> INSTRUCTION: Copy out the lines below word for word, with nothing changed.

[Start of RECORD EXCERPTS]

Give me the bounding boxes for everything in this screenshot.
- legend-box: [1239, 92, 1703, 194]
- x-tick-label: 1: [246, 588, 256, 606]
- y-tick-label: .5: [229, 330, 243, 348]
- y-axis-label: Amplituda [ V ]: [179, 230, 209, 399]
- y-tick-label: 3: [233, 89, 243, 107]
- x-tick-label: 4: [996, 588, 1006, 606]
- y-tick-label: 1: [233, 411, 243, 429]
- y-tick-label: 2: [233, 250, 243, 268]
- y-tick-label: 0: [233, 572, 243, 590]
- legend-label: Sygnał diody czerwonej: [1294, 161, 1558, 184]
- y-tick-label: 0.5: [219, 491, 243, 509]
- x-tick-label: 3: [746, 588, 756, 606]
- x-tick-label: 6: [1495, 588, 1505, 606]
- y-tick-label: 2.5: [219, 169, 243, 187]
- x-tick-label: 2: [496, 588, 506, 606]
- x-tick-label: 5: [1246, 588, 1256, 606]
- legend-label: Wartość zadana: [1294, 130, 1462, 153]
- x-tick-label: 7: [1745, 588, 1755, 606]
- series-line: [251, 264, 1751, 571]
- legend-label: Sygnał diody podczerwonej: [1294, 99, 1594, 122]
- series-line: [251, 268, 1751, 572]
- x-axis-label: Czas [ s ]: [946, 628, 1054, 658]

[End of RECORD EXCERPTS]

> ANSWER:
Give me the bounding boxes for everything in this screenshot.
- legend-box: [1239, 92, 1703, 194]
- x-tick-label: 1: [246, 588, 256, 606]
- y-tick-label: .5: [229, 330, 243, 348]
- y-axis-label: Amplituda [ V ]: [179, 230, 209, 399]
- y-tick-label: 3: [233, 89, 243, 107]
- x-tick-label: 4: [996, 588, 1006, 606]
- y-tick-label: 1: [233, 411, 243, 429]
- y-tick-label: 2: [233, 250, 243, 268]
- y-tick-label: 0: [233, 572, 243, 590]
- legend-label: Sygnał diody czerwonej: [1294, 161, 1558, 184]
- y-tick-label: 0.5: [219, 491, 243, 509]
- x-tick-label: 3: [746, 588, 756, 606]
- x-tick-label: 6: [1495, 588, 1505, 606]
- y-tick-label: 2.5: [219, 169, 243, 187]
- x-tick-label: 2: [496, 588, 506, 606]
- x-tick-label: 5: [1246, 588, 1256, 606]
- legend-label: Wartość zadana: [1294, 130, 1462, 153]
- x-tick-label: 7: [1745, 588, 1755, 606]
- series-line: [251, 264, 1751, 571]
- legend-label: Sygnał diody podczerwonej: [1294, 99, 1594, 122]
- series-line: [251, 268, 1751, 572]
- x-axis-label: Czas [ s ]: [946, 628, 1054, 658]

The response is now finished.